▸ DATA SECTION
-*-

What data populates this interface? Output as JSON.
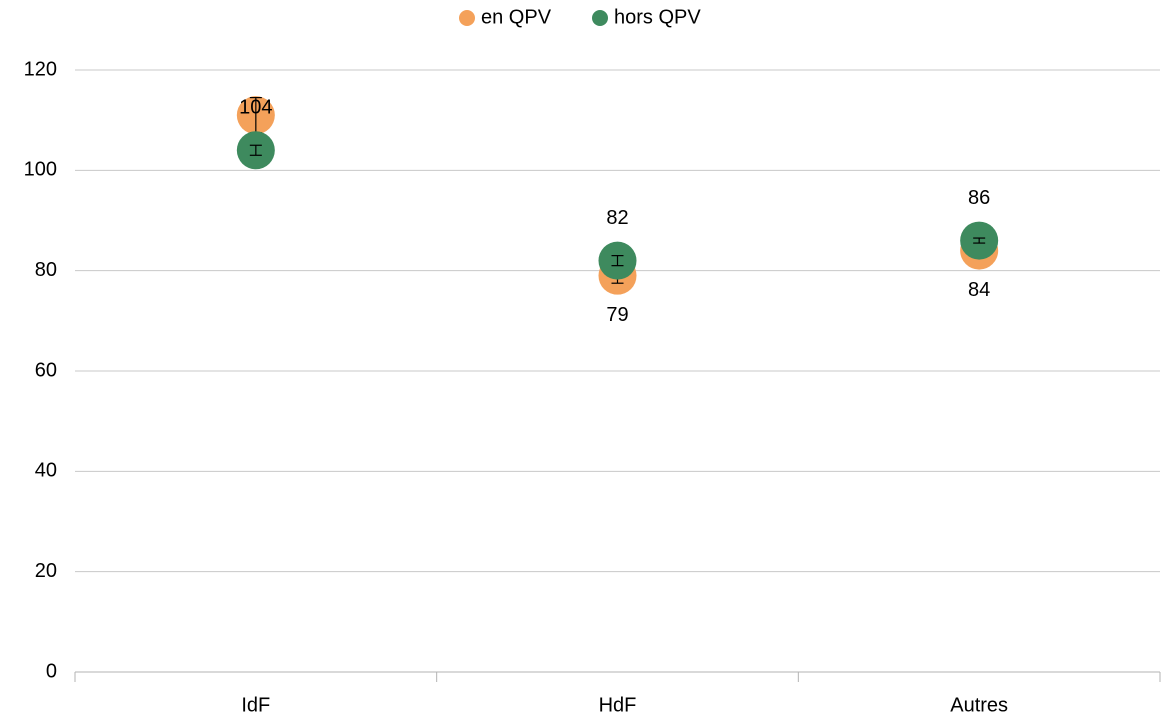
{
  "chart_data": {
    "type": "scatter",
    "categories": [
      "IdF",
      "HdF",
      "Autres"
    ],
    "series": [
      {
        "name": "en QPV",
        "color": "#f4a15a",
        "values": [
          111,
          79,
          84
        ],
        "errors": [
          3.5,
          1.5,
          0.5
        ]
      },
      {
        "name": "hors QPV",
        "color": "#3e8a5e",
        "values": [
          104,
          82,
          86
        ],
        "errors": [
          1,
          1,
          0.5
        ]
      }
    ],
    "ylim": [
      0,
      120
    ],
    "yticks": [
      0,
      20,
      40,
      60,
      80,
      100,
      120
    ],
    "grid": true,
    "legend": "top"
  }
}
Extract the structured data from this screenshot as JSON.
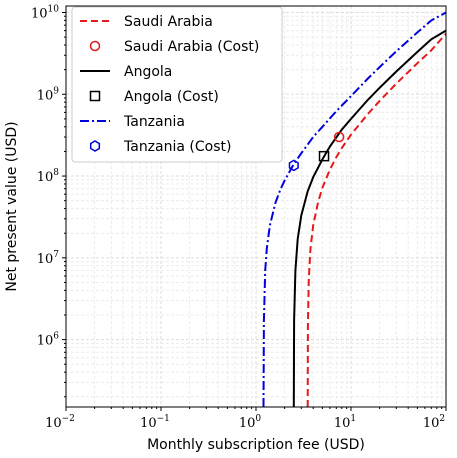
{
  "chart_data": {
    "type": "line",
    "title": "",
    "xlabel": "Monthly subscription fee (USD)",
    "ylabel": "Net present value (USD)",
    "x_scale": "log",
    "y_scale": "log",
    "xlim": [
      0.01,
      100
    ],
    "ylim": [
      150000,
      12000000000
    ],
    "grid": true,
    "legend_position": "upper-left",
    "x_ticks": [
      {
        "base": "10",
        "exp": "−2",
        "value": 0.01
      },
      {
        "base": "10",
        "exp": "−1",
        "value": 0.1
      },
      {
        "base": "10",
        "exp": "0",
        "value": 1
      },
      {
        "base": "10",
        "exp": "1",
        "value": 10
      },
      {
        "base": "10",
        "exp": "2",
        "value": 100
      }
    ],
    "y_ticks": [
      {
        "base": "10",
        "exp": "6",
        "value": 1000000
      },
      {
        "base": "10",
        "exp": "7",
        "value": 10000000
      },
      {
        "base": "10",
        "exp": "8",
        "value": 100000000
      },
      {
        "base": "10",
        "exp": "9",
        "value": 1000000000
      },
      {
        "base": "10",
        "exp": "10",
        "value": 10000000000
      }
    ],
    "series": [
      {
        "name": "Saudi Arabia",
        "color": "#e41a1c",
        "style": "dashed",
        "x": [
          3.5,
          3.52,
          3.6,
          3.75,
          4.0,
          4.5,
          5.0,
          6.0,
          7.0,
          8.0,
          10,
          15,
          20,
          30,
          50,
          70,
          100
        ],
        "y": [
          150000,
          1500000,
          5600000,
          13000000,
          25000000,
          48000000,
          72000000,
          120000000,
          170000000,
          220000000,
          320000000,
          570000000,
          830000000,
          1350000000,
          2400000000,
          3450000000,
          5500000000
        ]
      },
      {
        "name": "Angola",
        "color": "#000000",
        "style": "solid",
        "x": [
          2.5,
          2.52,
          2.6,
          2.75,
          3.0,
          3.5,
          4.0,
          5.0,
          6.0,
          8.0,
          10,
          15,
          20,
          30,
          50,
          70,
          100
        ],
        "y": [
          150000,
          1700000,
          7000000,
          17000000,
          33000000,
          65000000,
          97000000,
          160000000,
          230000000,
          370000000,
          500000000,
          850000000,
          1200000000,
          1900000000,
          3300000000,
          4700000000,
          6000000000
        ]
      },
      {
        "name": "Tanzania",
        "color": "#0000dd",
        "style": "dashdot",
        "x": [
          1.2,
          1.21,
          1.25,
          1.3,
          1.4,
          1.6,
          1.8,
          2.0,
          2.5,
          3.0,
          4.0,
          5.0,
          7.0,
          10,
          15,
          20,
          30,
          50,
          70,
          100
        ],
        "y": [
          150000,
          1700000,
          7000000,
          13000000,
          25000000,
          47000000,
          68000000,
          88000000,
          140000000,
          190000000,
          300000000,
          400000000,
          620000000,
          950000000,
          1550000000,
          2150000000,
          3350000000,
          5700000000,
          8000000000,
          10000000000
        ]
      }
    ],
    "cost_points": [
      {
        "name": "Saudi Arabia (Cost)",
        "color": "#e41a1c",
        "marker": "circle",
        "x": 7.5,
        "y": 300000000
      },
      {
        "name": "Angola (Cost)",
        "color": "#000000",
        "marker": "square",
        "x": 5.2,
        "y": 175000000
      },
      {
        "name": "Tanzania (Cost)",
        "color": "#0000dd",
        "marker": "hexagon",
        "x": 2.5,
        "y": 135000000
      }
    ],
    "legend": [
      {
        "label": "Saudi Arabia",
        "kind": "line",
        "ref": 0
      },
      {
        "label": "Saudi Arabia (Cost)",
        "kind": "marker",
        "ref": 0
      },
      {
        "label": "Angola",
        "kind": "line",
        "ref": 1
      },
      {
        "label": "Angola (Cost)",
        "kind": "marker",
        "ref": 1
      },
      {
        "label": "Tanzania",
        "kind": "line",
        "ref": 2
      },
      {
        "label": "Tanzania (Cost)",
        "kind": "marker",
        "ref": 2
      }
    ]
  }
}
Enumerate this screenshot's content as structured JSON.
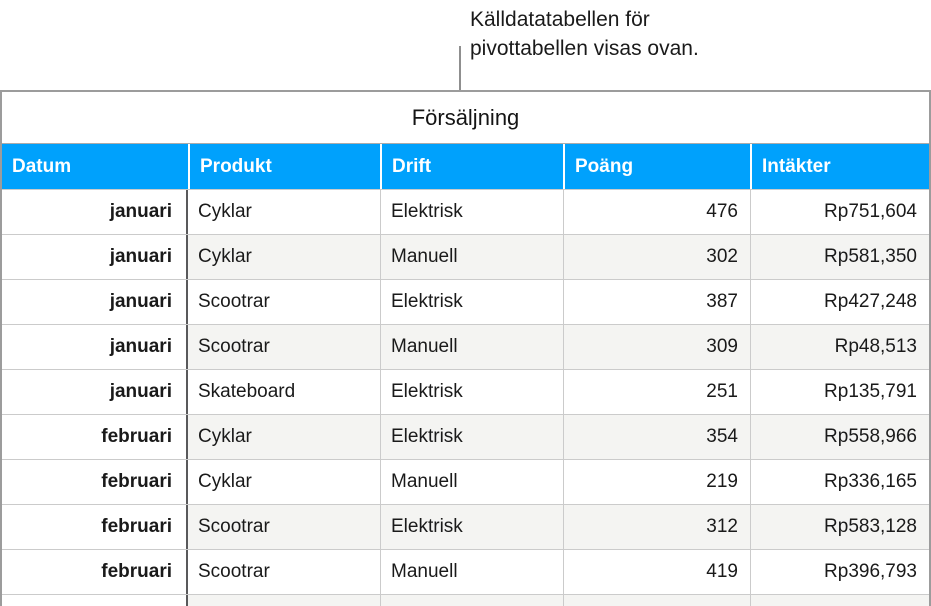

-*-

Pictures are excluded; copy all other data exactly as shown.

What data populates this interface? Output as JSON.
{
  "chart_data": {
    "type": "scatter",
    "categories": [
      "IdF",
      "HdF",
      "Autres"
    ],
    "series": [
      {
        "name": "en QPV",
        "color": "#f4a15a",
        "values": [
          111,
          79,
          84
        ],
        "errors": [
          3.5,
          1.5,
          0.5
        ]
      },
      {
        "name": "hors QPV",
        "color": "#3e8a5e",
        "values": [
          104,
          82,
          86
        ],
        "errors": [
          1,
          1,
          0.5
        ]
      }
    ],
    "ylim": [
      0,
      120
    ],
    "yticks": [
      0,
      20,
      40,
      60,
      80,
      100,
      120
    ],
    "grid": true,
    "legend": "top"
  }
}
Extract the structured data from this screenshot as JSON.
{
  "chart_data": {
    "type": "line",
    "title": "",
    "xlabel": "Monthly subscription fee (USD)",
    "ylabel": "Net present value (USD)",
    "x_scale": "log",
    "y_scale": "log",
    "xlim": [
      0.01,
      100
    ],
    "ylim": [
      150000,
      12000000000
    ],
    "grid": true,
    "legend_position": "upper-left",
    "x_ticks": [
      {
        "base": "10",
        "exp": "−2",
        "value": 0.01
      },
      {
        "base": "10",
        "exp": "−1",
        "value": 0.1
      },
      {
        "base": "10",
        "exp": "0",
        "value": 1
      },
      {
        "base": "10",
        "exp": "1",
        "value": 10
      },
      {
        "base": "10",
        "exp": "2",
        "value": 100
      }
    ],
    "y_ticks": [
      {
        "base": "10",
        "exp": "6",
        "value": 1000000
      },
      {
        "base": "10",
        "exp": "7",
        "value": 10000000
      },
      {
        "base": "10",
        "exp": "8",
        "value": 100000000
      },
      {
        "base": "10",
        "exp": "9",
        "value": 1000000000
      },
      {
        "base": "10",
        "exp": "10",
        "value": 10000000000
      }
    ],
    "series": [
      {
        "name": "Saudi Arabia",
        "color": "#e41a1c",
        "style": "dashed",
        "x": [
          3.5,
          3.52,
          3.6,
          3.75,
          4.0,
          4.5,
          5.0,
          6.0,
          7.0,
          8.0,
          10,
          15,
          20,
          30,
          50,
          70,
          100
        ],
        "y": [
          150000,
          1500000,
          5600000,
          13000000,
          25000000,
          48000000,
          72000000,
          120000000,
          170000000,
          220000000,
          320000000,
          570000000,
          830000000,
          1350000000,
          2400000000,
          3450000000,
          5500000000
        ]
      },
      {
        "name": "Angola",
        "color": "#000000",
        "style": "solid",
        "x": [
          2.5,
          2.52,
          2.6,
          2.75,
          3.0,
          3.5,
          4.0,
          5.0,
          6.0,
          8.0,
          10,
          15,
          20,
          30,
          50,
          70,
          100
        ],
        "y": [
          150000,
          1700000,
          7000000,
          17000000,
          33000000,
          65000000,
          97000000,
          160000000,
          230000000,
          370000000,
          500000000,
          850000000,
          1200000000,
          1900000000,
          3300000000,
          4700000000,
          6000000000
        ]
      },
      {
        "name": "Tanzania",
        "color": "#0000dd",
        "style": "dashdot",
        "x": [
          1.2,
          1.21,
          1.25,
          1.3,
          1.4,
          1.6,
          1.8,
          2.0,
          2.5,
          3.0,
          4.0,
          5.0,
          7.0,
          10,
          15,
          20,
          30,
          50,
          70,
          100
        ],
        "y": [
          150000,
          1700000,
          7000000,
          13000000,
          25000000,
          47000000,
          68000000,
          88000000,
          140000000,
          190000000,
          300000000,
          400000000,
          620000000,
          950000000,
          1550000000,
          2150000000,
          3350000000,
          5700000000,
          8000000000,
          10000000000
        ]
      }
    ],
    "cost_points": [
      {
        "name": "Saudi Arabia (Cost)",
        "color": "#e41a1c",
        "marker": "circle",
        "x": 7.5,
        "y": 300000000
      },
      {
        "name": "Angola (Cost)",
        "color": "#000000",
        "marker": "square",
        "x": 5.2,
        "y": 175000000
      },
      {
        "name": "Tanzania (Cost)",
        "color": "#0000dd",
        "marker": "hexagon",
        "x": 2.5,
        "y": 135000000
      }
    ],
    "legend": [
      {
        "label": "Saudi Arabia",
        "kind": "line",
        "ref": 0
      },
      {
        "label": "Saudi Arabia (Cost)",
        "kind": "marker",
        "ref": 0
      },
      {
        "label": "Angola",
        "kind": "line",
        "ref": 1
      },
      {
        "label": "Angola (Cost)",
        "kind": "marker",
        "ref": 1
      },
      {
        "label": "Tanzania",
        "kind": "line",
        "ref": 2
      },
      {
        "label": "Tanzania (Cost)",
        "kind": "marker",
        "ref": 2
      }
    ]
  }
}
Enumerate this screenshot's content as structured JSON.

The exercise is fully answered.